Provided records ::
»»

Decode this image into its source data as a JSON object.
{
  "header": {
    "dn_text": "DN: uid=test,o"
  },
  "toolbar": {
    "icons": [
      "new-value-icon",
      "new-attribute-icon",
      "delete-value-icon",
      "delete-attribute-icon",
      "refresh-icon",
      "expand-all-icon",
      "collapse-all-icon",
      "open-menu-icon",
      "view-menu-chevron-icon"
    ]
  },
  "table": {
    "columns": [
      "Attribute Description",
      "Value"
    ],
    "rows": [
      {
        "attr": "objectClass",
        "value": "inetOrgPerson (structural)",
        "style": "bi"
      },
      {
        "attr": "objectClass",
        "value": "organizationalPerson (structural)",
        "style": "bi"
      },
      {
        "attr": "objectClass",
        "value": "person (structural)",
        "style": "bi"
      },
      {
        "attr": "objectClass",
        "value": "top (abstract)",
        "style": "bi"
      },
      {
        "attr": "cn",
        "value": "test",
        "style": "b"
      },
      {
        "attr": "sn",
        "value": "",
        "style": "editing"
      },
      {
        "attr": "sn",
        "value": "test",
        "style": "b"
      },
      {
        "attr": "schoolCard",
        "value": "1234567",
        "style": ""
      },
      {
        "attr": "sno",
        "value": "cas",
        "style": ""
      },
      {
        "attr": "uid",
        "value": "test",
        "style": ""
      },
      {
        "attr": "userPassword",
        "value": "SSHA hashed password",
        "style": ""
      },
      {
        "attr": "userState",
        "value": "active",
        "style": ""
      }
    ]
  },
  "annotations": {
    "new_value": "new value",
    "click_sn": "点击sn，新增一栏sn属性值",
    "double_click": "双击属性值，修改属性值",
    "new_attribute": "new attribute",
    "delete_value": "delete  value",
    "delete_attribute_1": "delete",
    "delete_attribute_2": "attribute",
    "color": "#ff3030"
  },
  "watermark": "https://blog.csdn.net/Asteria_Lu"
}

««

Written task ::
Each line of the material above must be retyped precisely.

Exercise response ::
Decode this image into its source data as a JSON object.
{
  "header": {
    "dn_text": "DN: uid=test,o"
  },
  "toolbar": {
    "icons": [
      "new-value-icon",
      "new-attribute-icon",
      "delete-value-icon",
      "delete-attribute-icon",
      "refresh-icon",
      "expand-all-icon",
      "collapse-all-icon",
      "open-menu-icon",
      "view-menu-chevron-icon"
    ]
  },
  "table": {
    "columns": [
      "Attribute Description",
      "Value"
    ],
    "rows": [
      {
        "attr": "objectClass",
        "value": "inetOrgPerson (structural)",
        "style": "bi"
      },
      {
        "attr": "objectClass",
        "value": "organizationalPerson (structural)",
        "style": "bi"
      },
      {
        "attr": "objectClass",
        "value": "person (structural)",
        "style": "bi"
      },
      {
        "attr": "objectClass",
        "value": "top (abstract)",
        "style": "bi"
      },
      {
        "attr": "cn",
        "value": "test",
        "style": "b"
      },
      {
        "attr": "sn",
        "value": "",
        "style": "editing"
      },
      {
        "attr": "sn",
        "value": "test",
        "style": "b"
      },
      {
        "attr": "schoolCard",
        "value": "1234567",
        "style": ""
      },
      {
        "attr": "sno",
        "value": "cas",
        "style": ""
      },
      {
        "attr": "uid",
        "value": "test",
        "style": ""
      },
      {
        "attr": "userPassword",
        "value": "SSHA hashed password",
        "style": ""
      },
      {
        "attr": "userState",
        "value": "active",
        "style": ""
      }
    ]
  },
  "annotations": {
    "new_value": "new value",
    "click_sn": "点击sn，新增一栏sn属性值",
    "double_click": "双击属性值，修改属性值",
    "new_attribute": "new attribute",
    "delete_value": "delete  value",
    "delete_attribute_1": "delete",
    "delete_attribute_2": "attribute",
    "color": "#ff3030"
  },
  "watermark": "https://blog.csdn.net/Asteria_Lu"
}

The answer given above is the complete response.